**Given instruction**:
Below are records to be output exactly, every one of them.

**Supplied material**:

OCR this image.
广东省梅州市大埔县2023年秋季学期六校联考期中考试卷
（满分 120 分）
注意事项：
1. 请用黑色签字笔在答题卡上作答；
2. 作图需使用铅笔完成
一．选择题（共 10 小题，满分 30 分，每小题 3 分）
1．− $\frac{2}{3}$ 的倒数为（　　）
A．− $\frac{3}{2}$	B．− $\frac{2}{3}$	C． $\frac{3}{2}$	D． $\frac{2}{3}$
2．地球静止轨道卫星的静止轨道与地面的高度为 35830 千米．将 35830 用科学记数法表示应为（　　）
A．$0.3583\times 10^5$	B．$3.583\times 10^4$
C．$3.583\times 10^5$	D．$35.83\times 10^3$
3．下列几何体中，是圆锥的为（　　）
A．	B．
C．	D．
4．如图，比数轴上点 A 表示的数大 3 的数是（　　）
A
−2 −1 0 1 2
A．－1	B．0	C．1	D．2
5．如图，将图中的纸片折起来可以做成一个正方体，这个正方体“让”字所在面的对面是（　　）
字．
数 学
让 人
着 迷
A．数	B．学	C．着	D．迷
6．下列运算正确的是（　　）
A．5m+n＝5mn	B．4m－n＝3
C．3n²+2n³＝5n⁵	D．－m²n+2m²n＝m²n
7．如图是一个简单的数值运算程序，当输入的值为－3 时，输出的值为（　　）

**The solution**:
OCR this image.
广东省梅州市大埔县2023年秋季学期六校联考期中考试卷
（满分 120 分）
注意事项：
1. 请用黑色签字笔在答题卡上作答；
2. 作图需使用铅笔完成
一．选择题（共 10 小题，满分 30 分，每小题 3 分）
1．− $\frac{2}{3}$ 的倒数为（　　）
A．− $\frac{3}{2}$	B．− $\frac{2}{3}$	C． $\frac{3}{2}$	D． $\frac{2}{3}$
2．地球静止轨道卫星的静止轨道与地面的高度为 35830 千米．将 35830 用科学记数法表示应为（　　）
A．$0.3583\times 10^5$	B．$3.583\times 10^4$
C．$3.583\times 10^5$	D．$35.83\times 10^3$
3．下列几何体中，是圆锥的为（　　）
A．	B．
C．	D．
4．如图，比数轴上点 A 表示的数大 3 的数是（　　）
A
−2 −1 0 1 2
A．－1	B．0	C．1	D．2
5．如图，将图中的纸片折起来可以做成一个正方体，这个正方体“让”字所在面的对面是（　　）
字．
数 学
让 人
着 迷
A．数	B．学	C．着	D．迷
6．下列运算正确的是（　　）
A．5m+n＝5mn	B．4m－n＝3
C．3n²+2n³＝5n⁵	D．－m²n+2m²n＝m²n
7．如图是一个简单的数值运算程序，当输入的值为－3 时，输出的值为（　　）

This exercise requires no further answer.